**Dataset records:**
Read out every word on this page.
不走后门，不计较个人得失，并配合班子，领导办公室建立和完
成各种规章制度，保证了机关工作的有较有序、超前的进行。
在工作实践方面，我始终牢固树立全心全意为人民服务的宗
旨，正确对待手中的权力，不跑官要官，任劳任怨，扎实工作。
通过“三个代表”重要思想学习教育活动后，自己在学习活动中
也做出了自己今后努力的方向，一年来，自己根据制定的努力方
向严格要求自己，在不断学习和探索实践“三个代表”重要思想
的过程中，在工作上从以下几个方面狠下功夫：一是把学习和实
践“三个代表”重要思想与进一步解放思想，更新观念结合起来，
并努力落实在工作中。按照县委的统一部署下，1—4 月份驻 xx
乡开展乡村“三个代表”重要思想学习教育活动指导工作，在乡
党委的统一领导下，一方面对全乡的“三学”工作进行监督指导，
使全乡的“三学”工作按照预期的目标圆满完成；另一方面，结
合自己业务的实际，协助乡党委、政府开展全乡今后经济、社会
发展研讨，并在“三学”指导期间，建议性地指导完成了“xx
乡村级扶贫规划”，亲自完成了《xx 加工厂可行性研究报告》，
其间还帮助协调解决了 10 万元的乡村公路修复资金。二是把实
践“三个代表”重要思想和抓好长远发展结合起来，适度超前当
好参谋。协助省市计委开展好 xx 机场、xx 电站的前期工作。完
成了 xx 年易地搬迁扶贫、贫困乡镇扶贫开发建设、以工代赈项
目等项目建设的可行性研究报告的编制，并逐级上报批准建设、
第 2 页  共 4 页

**Problem details:**
Exactly as shown above, return every record.

**Complete output:**
Read out every word on this page.
不走后门，不计较个人得失，并配合班子，领导办公室建立和完
成各种规章制度，保证了机关工作的有较有序、超前的进行。
在工作实践方面，我始终牢固树立全心全意为人民服务的宗
旨，正确对待手中的权力，不跑官要官，任劳任怨，扎实工作。
通过“三个代表”重要思想学习教育活动后，自己在学习活动中
也做出了自己今后努力的方向，一年来，自己根据制定的努力方
向严格要求自己，在不断学习和探索实践“三个代表”重要思想
的过程中，在工作上从以下几个方面狠下功夫：一是把学习和实
践“三个代表”重要思想与进一步解放思想，更新观念结合起来，
并努力落实在工作中。按照县委的统一部署下，1—4 月份驻 xx
乡开展乡村“三个代表”重要思想学习教育活动指导工作，在乡
党委的统一领导下，一方面对全乡的“三学”工作进行监督指导，
使全乡的“三学”工作按照预期的目标圆满完成；另一方面，结
合自己业务的实际，协助乡党委、政府开展全乡今后经济、社会
发展研讨，并在“三学”指导期间，建议性地指导完成了“xx
乡村级扶贫规划”，亲自完成了《xx 加工厂可行性研究报告》，
其间还帮助协调解决了 10 万元的乡村公路修复资金。二是把实
践“三个代表”重要思想和抓好长远发展结合起来，适度超前当
好参谋。协助省市计委开展好 xx 机场、xx 电站的前期工作。完
成了 xx 年易地搬迁扶贫、贫困乡镇扶贫开发建设、以工代赈项
目等项目建设的可行性研究报告的编制，并逐级上报批准建设、
第 2 页  共 4 页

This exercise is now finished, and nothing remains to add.